**WHAT THE TASK REQUIRES**. Reproduce each line of the records below without any changes.

──────── DATA SHOWN

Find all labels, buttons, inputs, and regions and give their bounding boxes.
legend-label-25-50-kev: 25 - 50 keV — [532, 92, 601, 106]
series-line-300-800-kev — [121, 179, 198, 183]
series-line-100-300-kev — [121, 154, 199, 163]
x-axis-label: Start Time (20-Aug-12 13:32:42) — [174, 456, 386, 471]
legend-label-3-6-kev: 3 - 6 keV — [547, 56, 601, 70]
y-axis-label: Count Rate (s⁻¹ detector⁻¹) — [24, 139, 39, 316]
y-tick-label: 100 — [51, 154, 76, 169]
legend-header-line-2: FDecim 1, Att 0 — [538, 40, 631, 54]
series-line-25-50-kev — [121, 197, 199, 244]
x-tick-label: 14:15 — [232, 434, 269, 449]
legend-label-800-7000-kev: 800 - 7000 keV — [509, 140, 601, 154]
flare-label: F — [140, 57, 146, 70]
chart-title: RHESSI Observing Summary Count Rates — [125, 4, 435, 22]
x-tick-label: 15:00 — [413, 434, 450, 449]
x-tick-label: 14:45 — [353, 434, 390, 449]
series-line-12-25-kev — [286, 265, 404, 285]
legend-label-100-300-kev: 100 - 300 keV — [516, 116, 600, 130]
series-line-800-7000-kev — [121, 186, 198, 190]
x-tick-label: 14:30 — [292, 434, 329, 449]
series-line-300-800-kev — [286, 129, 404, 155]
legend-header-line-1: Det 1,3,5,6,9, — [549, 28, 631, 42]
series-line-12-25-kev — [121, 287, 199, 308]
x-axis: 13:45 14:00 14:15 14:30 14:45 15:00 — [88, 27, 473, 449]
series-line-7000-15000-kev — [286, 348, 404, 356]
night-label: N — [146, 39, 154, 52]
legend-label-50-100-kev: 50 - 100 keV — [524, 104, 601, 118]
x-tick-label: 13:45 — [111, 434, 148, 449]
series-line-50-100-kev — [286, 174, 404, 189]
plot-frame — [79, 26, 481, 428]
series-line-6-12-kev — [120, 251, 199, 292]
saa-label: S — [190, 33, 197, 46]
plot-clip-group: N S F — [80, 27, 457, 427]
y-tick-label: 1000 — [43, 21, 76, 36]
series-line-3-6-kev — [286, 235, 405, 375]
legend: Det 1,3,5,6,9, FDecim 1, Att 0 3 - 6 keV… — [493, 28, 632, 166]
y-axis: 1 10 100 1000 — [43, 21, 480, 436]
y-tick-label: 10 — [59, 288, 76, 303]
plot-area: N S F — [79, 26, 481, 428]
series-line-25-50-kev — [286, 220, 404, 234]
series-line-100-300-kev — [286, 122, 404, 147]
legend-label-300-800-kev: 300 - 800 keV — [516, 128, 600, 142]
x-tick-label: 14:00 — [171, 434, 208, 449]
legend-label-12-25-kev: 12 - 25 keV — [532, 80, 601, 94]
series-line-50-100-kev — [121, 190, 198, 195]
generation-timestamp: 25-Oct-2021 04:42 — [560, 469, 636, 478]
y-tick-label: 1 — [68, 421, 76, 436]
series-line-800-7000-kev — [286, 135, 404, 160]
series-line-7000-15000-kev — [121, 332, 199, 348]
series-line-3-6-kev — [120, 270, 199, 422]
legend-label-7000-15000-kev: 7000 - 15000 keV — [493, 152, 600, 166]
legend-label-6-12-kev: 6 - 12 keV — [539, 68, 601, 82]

────────────────

**WRITTEN ANSWER**.
Find all labels, buttons, inputs, and regions and give their bounding boxes.
legend-label-25-50-kev: 25 - 50 keV — [532, 92, 601, 106]
series-line-300-800-kev — [121, 179, 198, 183]
series-line-100-300-kev — [121, 154, 199, 163]
x-axis-label: Start Time (20-Aug-12 13:32:42) — [174, 456, 386, 471]
legend-label-3-6-kev: 3 - 6 keV — [547, 56, 601, 70]
y-axis-label: Count Rate (s⁻¹ detector⁻¹) — [24, 139, 39, 316]
y-tick-label: 100 — [51, 154, 76, 169]
legend-header-line-2: FDecim 1, Att 0 — [538, 40, 631, 54]
series-line-25-50-kev — [121, 197, 199, 244]
x-tick-label: 14:15 — [232, 434, 269, 449]
legend-label-800-7000-kev: 800 - 7000 keV — [509, 140, 601, 154]
flare-label: F — [140, 57, 146, 70]
chart-title: RHESSI Observing Summary Count Rates — [125, 4, 435, 22]
x-tick-label: 15:00 — [413, 434, 450, 449]
x-tick-label: 14:45 — [353, 434, 390, 449]
series-line-12-25-kev — [286, 265, 404, 285]
legend-label-100-300-kev: 100 - 300 keV — [516, 116, 600, 130]
series-line-800-7000-kev — [121, 186, 198, 190]
x-tick-label: 14:30 — [292, 434, 329, 449]
series-line-300-800-kev — [286, 129, 404, 155]
legend-header-line-1: Det 1,3,5,6,9, — [549, 28, 631, 42]
series-line-12-25-kev — [121, 287, 199, 308]
x-axis: 13:45 14:00 14:15 14:30 14:45 15:00 — [88, 27, 473, 449]
series-line-7000-15000-kev — [286, 348, 404, 356]
night-label: N — [146, 39, 154, 52]
legend-label-50-100-kev: 50 - 100 keV — [524, 104, 601, 118]
x-tick-label: 13:45 — [111, 434, 148, 449]
series-line-50-100-kev — [286, 174, 404, 189]
plot-frame — [79, 26, 481, 428]
series-line-6-12-kev — [120, 251, 199, 292]
saa-label: S — [190, 33, 197, 46]
plot-clip-group: N S F — [80, 27, 457, 427]
y-tick-label: 1000 — [43, 21, 76, 36]
series-line-3-6-kev — [286, 235, 405, 375]
legend: Det 1,3,5,6,9, FDecim 1, Att 0 3 - 6 keV… — [493, 28, 632, 166]
y-axis: 1 10 100 1000 — [43, 21, 480, 436]
y-tick-label: 10 — [59, 288, 76, 303]
plot-area: N S F — [79, 26, 481, 428]
series-line-25-50-kev — [286, 220, 404, 234]
series-line-100-300-kev — [286, 122, 404, 147]
legend-label-300-800-kev: 300 - 800 keV — [516, 128, 600, 142]
x-tick-label: 14:00 — [171, 434, 208, 449]
legend-label-12-25-kev: 12 - 25 keV — [532, 80, 601, 94]
series-line-50-100-kev — [121, 190, 198, 195]
generation-timestamp: 25-Oct-2021 04:42 — [560, 469, 636, 478]
y-tick-label: 1 — [68, 421, 76, 436]
series-line-800-7000-kev — [286, 135, 404, 160]
series-line-7000-15000-kev — [121, 332, 199, 348]
series-line-3-6-kev — [120, 270, 199, 422]
legend-label-7000-15000-kev: 7000 - 15000 keV — [493, 152, 600, 166]
legend-label-6-12-kev: 6 - 12 keV — [539, 68, 601, 82]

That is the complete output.